EXERCISE GOAL:
Copy out each line of the material in which the word "screenshot" appears.

Excerpt from a dataset
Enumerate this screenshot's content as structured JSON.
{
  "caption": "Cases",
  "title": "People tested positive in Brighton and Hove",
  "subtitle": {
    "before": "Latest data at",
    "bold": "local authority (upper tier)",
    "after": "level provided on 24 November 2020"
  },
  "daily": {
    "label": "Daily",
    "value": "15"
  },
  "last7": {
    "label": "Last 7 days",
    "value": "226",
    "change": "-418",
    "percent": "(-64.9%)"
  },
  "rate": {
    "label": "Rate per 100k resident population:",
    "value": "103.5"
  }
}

...

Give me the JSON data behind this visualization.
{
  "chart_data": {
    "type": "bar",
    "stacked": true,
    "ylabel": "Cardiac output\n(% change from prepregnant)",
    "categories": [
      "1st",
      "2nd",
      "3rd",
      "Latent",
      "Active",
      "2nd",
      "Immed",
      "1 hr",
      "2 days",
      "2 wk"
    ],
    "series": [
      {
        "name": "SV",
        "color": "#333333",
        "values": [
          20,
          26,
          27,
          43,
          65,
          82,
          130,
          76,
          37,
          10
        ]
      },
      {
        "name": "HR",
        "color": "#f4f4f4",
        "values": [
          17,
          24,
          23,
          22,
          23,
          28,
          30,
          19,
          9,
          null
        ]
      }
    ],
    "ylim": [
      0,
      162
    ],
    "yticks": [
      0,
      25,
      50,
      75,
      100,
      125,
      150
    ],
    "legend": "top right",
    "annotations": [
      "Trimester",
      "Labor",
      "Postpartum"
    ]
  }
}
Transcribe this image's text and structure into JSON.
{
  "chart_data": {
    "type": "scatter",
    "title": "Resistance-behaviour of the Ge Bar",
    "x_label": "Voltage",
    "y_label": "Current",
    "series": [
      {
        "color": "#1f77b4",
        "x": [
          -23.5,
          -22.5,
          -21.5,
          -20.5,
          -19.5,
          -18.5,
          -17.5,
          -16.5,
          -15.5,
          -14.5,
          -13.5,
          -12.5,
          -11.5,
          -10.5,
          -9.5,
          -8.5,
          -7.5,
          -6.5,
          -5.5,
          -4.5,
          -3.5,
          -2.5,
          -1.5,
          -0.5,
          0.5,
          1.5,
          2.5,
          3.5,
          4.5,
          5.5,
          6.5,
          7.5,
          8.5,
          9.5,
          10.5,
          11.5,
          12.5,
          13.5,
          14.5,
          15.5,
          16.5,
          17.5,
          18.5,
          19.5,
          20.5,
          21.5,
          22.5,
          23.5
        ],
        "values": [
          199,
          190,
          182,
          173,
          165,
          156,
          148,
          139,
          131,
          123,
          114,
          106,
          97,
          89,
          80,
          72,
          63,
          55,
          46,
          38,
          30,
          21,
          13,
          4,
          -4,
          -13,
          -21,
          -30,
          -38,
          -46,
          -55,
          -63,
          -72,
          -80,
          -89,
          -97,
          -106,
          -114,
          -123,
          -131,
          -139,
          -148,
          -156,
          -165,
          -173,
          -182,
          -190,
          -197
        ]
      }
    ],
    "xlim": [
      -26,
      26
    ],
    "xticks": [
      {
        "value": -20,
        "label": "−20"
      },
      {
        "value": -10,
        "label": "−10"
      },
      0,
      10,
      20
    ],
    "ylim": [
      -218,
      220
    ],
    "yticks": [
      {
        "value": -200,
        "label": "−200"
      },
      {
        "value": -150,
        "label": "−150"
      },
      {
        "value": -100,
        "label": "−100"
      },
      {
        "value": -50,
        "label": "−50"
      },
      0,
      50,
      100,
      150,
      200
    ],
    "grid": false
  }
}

---

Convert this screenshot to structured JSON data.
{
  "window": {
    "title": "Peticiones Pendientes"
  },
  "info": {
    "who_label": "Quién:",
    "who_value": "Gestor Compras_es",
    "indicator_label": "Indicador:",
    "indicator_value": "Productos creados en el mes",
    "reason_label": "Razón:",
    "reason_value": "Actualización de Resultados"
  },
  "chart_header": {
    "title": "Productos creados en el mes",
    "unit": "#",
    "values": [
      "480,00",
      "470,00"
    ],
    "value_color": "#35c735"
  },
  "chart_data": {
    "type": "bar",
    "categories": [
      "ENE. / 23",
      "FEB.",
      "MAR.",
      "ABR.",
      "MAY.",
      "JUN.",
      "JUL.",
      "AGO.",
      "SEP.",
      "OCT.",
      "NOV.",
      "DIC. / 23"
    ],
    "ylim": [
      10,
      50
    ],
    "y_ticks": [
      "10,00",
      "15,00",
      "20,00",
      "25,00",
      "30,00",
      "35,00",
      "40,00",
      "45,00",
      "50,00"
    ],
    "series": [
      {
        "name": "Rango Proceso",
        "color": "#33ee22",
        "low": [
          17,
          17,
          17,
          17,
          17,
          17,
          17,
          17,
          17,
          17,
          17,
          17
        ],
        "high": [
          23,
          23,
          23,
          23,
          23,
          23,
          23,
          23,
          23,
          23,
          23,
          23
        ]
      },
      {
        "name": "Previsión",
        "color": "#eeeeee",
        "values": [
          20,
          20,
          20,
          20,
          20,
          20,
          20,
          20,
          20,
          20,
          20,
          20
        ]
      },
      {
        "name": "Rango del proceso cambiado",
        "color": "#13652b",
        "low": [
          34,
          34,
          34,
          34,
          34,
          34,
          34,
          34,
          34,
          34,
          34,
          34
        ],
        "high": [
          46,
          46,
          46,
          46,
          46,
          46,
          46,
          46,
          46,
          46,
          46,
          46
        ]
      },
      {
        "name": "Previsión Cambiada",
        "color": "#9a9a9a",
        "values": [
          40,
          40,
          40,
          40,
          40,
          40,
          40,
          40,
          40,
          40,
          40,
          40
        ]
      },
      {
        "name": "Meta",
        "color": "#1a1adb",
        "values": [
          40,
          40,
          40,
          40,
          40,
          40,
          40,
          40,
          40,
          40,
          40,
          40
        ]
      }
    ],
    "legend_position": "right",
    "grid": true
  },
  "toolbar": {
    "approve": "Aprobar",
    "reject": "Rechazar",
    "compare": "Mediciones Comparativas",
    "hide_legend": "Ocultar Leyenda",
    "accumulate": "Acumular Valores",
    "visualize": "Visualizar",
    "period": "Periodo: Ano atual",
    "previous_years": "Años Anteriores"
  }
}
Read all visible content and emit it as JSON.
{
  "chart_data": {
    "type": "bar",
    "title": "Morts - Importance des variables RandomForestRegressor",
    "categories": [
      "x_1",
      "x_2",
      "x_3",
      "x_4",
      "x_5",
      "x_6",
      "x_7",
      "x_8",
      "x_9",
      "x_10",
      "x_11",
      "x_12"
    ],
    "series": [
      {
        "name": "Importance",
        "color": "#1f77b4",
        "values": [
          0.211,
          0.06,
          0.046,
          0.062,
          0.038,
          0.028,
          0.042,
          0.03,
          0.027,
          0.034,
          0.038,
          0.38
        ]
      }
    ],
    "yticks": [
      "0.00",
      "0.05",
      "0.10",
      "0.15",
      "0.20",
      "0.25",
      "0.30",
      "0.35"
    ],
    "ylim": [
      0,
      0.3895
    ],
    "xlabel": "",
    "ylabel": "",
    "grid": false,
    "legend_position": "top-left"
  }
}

CORRECT RESPONSE:
Enumerate this screenshot's content as structured JSON.
Convert this screenshot to structured JSON data.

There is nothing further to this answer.